- **What you are asked to do**:
Skip the images and return the records below exactly.

Source records:
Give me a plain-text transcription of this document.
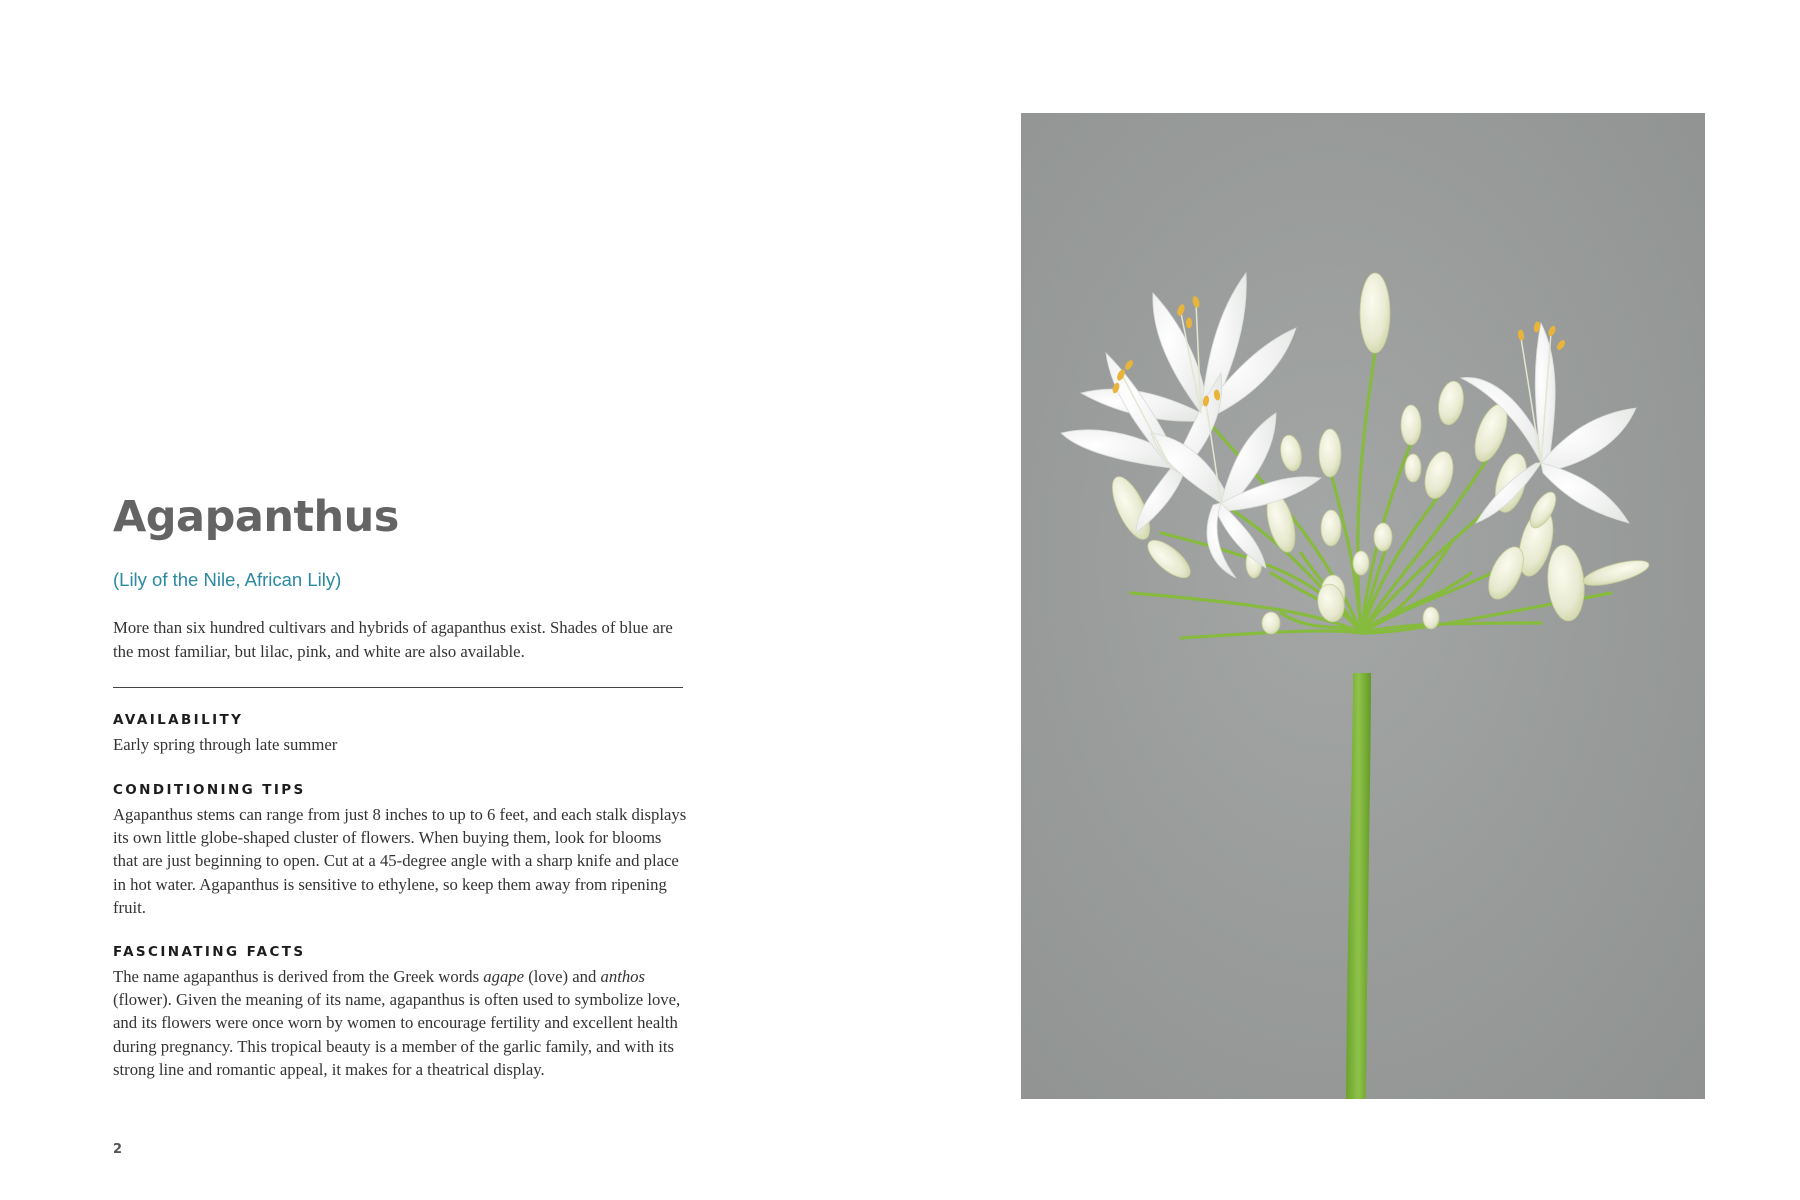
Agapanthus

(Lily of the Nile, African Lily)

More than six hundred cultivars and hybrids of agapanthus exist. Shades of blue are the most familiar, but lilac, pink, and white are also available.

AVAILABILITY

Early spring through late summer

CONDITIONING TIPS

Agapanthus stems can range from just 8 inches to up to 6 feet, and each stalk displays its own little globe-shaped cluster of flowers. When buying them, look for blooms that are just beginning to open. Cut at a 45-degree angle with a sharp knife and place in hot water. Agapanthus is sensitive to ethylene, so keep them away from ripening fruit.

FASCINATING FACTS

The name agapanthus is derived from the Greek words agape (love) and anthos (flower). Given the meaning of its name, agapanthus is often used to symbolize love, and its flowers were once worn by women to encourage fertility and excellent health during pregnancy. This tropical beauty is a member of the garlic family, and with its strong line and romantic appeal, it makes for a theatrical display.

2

- **Written response**:
Give me a plain-text transcription of this document.
Agapanthus

(Lily of the Nile, African Lily)

More than six hundred cultivars and hybrids of agapanthus exist. Shades of blue are the most familiar, but lilac, pink, and white are also available.

AVAILABILITY

Early spring through late summer

CONDITIONING TIPS

Agapanthus stems can range from just 8 inches to up to 6 feet, and each stalk displays its own little globe-shaped cluster of flowers. When buying them, look for blooms that are just beginning to open. Cut at a 45-degree angle with a sharp knife and place in hot water. Agapanthus is sensitive to ethylene, so keep them away from ripening fruit.

FASCINATING FACTS

The name agapanthus is derived from the Greek words agape (love) and anthos (flower). Given the meaning of its name, agapanthus is often used to symbolize love, and its flowers were once worn by women to encourage fertility and excellent health during pregnancy. This tropical beauty is a member of the garlic family, and with its strong line and romantic appeal, it makes for a theatrical display.

2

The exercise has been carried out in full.